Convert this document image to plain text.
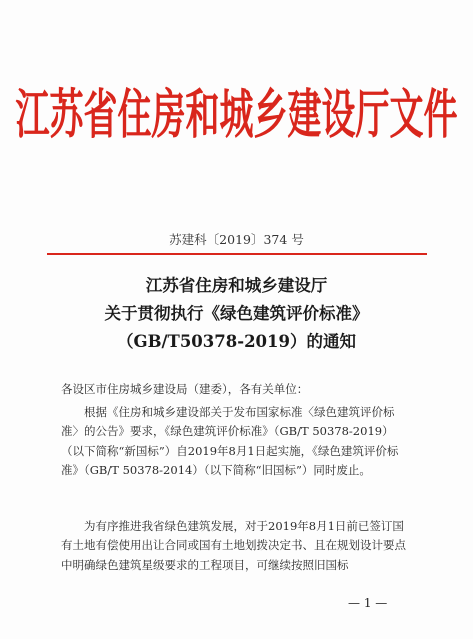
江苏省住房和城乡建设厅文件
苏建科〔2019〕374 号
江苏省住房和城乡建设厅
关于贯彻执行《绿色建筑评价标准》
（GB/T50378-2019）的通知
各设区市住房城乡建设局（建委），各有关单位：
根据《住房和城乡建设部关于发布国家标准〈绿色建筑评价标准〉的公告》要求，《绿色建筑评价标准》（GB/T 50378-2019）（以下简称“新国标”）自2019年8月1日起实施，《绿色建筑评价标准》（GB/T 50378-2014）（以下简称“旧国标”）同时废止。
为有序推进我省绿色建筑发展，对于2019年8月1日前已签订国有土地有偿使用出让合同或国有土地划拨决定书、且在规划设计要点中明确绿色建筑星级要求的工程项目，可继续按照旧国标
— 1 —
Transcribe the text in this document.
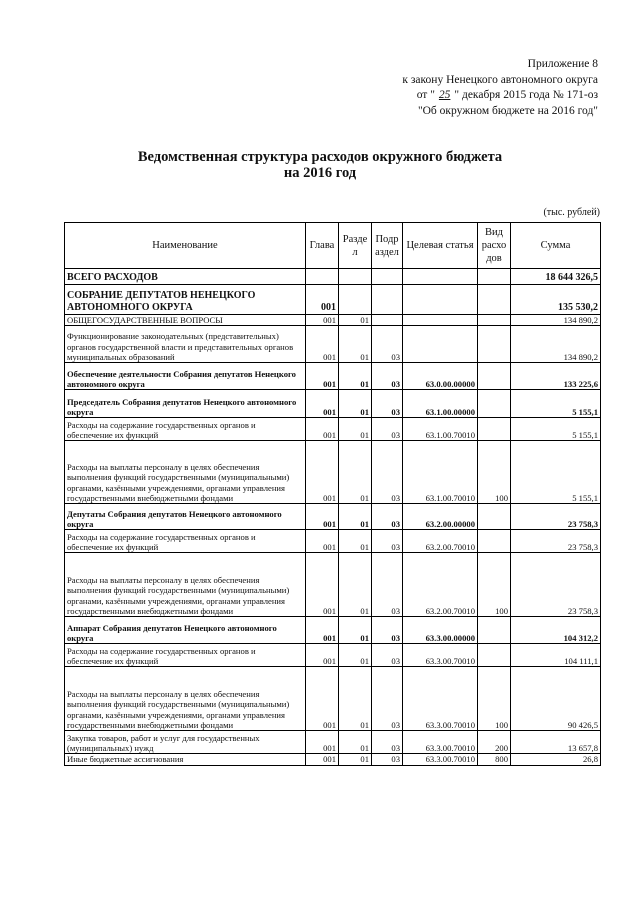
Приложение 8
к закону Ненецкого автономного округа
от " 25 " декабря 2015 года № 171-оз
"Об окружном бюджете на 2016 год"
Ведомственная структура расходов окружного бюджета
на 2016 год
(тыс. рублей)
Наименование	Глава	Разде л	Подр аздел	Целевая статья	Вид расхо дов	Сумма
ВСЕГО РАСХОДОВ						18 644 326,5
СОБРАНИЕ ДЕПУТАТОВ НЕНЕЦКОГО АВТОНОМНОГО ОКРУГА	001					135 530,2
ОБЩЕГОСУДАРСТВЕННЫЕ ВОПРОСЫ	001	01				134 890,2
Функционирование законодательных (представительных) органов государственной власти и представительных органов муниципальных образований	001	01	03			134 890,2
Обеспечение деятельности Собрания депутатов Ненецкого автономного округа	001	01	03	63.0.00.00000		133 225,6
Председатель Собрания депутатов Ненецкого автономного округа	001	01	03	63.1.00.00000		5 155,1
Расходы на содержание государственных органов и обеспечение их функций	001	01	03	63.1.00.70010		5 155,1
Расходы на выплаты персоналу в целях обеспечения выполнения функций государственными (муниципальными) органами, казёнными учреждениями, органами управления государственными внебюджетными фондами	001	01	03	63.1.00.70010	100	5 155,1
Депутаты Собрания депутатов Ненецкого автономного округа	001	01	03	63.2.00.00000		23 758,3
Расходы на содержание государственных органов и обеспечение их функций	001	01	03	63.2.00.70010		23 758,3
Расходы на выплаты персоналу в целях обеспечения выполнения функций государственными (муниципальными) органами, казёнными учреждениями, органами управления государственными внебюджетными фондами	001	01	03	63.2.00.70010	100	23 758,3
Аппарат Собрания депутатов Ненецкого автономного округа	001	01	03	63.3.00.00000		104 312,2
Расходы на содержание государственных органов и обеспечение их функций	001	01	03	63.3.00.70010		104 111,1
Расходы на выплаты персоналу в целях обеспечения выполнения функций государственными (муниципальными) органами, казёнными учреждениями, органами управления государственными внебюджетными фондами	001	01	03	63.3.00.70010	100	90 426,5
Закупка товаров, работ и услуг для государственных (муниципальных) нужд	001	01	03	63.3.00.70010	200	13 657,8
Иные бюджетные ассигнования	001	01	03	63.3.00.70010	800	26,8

- - - - - - -

State how many lines of the listing above include the word "содержание". Give nothing but the number.

# RESPONSE TO THE TASK
3